• PROBLEM REQUIREMENTS
From the entries that follow, gather each line holding the word "annotation".

• EXCERPTED RECORDS
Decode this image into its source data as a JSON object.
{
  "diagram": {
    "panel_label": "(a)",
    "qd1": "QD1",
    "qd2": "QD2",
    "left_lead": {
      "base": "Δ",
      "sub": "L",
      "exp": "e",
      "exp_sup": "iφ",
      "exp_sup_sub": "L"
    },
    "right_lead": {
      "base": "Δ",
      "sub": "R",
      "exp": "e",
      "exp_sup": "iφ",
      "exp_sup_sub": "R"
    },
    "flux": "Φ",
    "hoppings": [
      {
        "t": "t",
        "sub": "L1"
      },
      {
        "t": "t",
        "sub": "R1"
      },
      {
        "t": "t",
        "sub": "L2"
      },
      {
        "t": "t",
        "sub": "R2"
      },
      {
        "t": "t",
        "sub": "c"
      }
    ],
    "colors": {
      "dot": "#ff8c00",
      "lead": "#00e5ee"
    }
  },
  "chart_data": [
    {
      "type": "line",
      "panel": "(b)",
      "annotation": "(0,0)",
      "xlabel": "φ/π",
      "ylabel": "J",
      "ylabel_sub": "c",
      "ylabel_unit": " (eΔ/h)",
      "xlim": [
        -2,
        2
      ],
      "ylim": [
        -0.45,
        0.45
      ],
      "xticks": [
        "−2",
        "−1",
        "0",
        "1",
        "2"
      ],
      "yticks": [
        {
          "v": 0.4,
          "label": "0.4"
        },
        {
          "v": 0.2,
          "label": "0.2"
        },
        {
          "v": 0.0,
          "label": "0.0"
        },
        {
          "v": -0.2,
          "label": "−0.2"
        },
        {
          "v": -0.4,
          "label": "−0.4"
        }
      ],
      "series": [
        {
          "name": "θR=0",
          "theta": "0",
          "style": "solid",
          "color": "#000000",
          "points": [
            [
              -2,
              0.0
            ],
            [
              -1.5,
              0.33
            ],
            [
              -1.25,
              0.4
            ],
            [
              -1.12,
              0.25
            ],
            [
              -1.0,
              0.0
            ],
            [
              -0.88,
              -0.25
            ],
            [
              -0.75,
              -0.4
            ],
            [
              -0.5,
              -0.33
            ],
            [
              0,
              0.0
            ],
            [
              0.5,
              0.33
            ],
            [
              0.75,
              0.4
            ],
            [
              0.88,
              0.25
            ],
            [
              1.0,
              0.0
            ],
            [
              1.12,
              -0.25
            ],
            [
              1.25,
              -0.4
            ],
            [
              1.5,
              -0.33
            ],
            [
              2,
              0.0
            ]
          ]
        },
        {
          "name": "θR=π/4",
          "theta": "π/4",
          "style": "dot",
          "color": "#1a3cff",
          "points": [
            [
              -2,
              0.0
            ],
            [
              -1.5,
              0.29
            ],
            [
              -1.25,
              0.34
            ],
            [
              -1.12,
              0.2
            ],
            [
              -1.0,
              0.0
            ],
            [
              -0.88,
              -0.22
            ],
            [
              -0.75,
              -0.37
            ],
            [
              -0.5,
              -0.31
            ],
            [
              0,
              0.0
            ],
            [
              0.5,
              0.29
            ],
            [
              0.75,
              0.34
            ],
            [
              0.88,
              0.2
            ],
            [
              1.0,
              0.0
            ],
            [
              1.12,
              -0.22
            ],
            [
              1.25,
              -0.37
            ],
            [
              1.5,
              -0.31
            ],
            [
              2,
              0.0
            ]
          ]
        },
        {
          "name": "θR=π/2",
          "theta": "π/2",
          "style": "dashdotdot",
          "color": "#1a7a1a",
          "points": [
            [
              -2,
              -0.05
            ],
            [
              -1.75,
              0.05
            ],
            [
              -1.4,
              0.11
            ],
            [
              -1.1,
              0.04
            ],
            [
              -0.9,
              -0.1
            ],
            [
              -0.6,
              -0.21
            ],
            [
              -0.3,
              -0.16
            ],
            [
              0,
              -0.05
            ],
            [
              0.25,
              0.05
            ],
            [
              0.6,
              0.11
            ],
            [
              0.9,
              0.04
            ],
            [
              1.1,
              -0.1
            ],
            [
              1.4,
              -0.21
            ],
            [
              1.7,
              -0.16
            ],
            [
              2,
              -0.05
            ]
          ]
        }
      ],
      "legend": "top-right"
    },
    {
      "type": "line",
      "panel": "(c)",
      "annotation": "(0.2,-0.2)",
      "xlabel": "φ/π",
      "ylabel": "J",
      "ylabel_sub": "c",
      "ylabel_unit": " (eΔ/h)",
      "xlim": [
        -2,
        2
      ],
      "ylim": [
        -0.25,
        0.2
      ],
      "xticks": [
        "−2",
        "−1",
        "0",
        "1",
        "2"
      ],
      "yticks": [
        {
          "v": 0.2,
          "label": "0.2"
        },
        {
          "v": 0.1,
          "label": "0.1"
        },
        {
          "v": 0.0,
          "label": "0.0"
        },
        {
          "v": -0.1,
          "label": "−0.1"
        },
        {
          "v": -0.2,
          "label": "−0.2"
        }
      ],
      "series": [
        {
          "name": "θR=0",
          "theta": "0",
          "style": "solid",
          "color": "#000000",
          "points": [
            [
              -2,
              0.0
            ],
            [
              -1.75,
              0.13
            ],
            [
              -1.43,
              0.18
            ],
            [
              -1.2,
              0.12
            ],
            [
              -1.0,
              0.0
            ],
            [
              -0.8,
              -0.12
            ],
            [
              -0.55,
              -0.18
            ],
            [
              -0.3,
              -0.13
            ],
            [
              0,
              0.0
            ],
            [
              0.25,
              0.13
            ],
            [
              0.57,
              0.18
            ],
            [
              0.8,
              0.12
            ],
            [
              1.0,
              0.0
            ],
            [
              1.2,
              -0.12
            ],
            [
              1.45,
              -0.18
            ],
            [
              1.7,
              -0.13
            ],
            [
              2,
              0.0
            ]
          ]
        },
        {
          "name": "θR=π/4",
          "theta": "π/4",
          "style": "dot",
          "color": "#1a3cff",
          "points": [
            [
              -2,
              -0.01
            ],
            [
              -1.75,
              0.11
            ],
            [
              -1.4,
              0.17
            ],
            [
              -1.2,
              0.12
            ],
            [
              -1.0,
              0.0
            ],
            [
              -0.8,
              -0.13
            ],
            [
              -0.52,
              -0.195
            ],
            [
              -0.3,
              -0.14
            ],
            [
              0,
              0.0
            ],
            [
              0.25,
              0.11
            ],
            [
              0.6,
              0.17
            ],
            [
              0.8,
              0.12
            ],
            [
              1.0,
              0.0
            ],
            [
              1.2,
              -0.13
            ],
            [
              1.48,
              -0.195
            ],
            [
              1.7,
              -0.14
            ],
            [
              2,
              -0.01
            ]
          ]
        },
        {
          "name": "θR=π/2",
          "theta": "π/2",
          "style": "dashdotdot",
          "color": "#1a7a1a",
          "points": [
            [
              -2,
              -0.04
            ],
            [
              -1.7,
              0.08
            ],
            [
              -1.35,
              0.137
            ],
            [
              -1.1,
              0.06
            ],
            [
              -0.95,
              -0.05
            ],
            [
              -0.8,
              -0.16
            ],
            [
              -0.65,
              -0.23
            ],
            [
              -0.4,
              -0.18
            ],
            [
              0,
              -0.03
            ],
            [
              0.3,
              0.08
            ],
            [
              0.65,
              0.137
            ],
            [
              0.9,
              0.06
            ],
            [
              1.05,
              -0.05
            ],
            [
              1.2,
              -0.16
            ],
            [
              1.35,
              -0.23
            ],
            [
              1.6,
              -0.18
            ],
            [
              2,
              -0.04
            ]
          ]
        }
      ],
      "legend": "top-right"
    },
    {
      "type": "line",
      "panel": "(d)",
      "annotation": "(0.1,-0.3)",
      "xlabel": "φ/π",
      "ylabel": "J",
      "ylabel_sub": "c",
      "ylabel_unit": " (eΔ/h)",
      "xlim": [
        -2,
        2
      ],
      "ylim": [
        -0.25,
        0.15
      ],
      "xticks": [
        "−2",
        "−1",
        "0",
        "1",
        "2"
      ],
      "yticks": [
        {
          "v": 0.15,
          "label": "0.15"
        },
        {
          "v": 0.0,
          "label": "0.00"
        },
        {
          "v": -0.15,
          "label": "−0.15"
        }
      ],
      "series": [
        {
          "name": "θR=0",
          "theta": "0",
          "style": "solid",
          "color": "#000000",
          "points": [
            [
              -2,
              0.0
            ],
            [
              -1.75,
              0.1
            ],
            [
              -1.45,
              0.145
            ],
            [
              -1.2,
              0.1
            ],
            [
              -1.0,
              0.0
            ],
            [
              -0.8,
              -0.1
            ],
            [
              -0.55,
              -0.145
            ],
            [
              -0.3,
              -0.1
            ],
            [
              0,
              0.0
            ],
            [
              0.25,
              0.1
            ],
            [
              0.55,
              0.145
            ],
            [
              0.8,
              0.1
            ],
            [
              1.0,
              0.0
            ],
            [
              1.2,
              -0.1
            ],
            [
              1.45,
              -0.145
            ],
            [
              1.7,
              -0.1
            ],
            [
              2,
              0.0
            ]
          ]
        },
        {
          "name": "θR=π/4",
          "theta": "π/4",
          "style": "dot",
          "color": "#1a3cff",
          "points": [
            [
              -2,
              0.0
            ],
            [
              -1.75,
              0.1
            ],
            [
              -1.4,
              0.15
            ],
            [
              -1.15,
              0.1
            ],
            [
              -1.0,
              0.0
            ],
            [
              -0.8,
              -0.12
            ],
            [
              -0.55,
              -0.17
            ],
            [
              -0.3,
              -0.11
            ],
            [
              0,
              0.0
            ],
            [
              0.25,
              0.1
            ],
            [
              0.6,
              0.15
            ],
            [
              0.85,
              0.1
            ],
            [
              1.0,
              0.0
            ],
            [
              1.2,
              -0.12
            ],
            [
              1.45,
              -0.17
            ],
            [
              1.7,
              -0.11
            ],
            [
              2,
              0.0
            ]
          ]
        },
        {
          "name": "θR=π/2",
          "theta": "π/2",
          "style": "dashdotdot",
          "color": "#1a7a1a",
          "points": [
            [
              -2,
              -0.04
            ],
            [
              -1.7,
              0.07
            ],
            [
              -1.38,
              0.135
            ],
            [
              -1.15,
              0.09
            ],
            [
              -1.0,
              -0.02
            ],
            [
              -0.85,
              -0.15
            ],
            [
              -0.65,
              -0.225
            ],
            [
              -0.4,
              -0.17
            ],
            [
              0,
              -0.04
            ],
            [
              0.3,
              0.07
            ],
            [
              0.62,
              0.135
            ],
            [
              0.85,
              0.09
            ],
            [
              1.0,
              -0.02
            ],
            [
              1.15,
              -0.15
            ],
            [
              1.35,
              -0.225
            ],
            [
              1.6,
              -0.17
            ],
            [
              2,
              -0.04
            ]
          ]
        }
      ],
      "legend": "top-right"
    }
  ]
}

• PROBLEM SOLUTION
      "annotation": "(0,0)",
      "annotation": "(0.2,-0.2)",
      "annotation": "(0.1,-0.3)",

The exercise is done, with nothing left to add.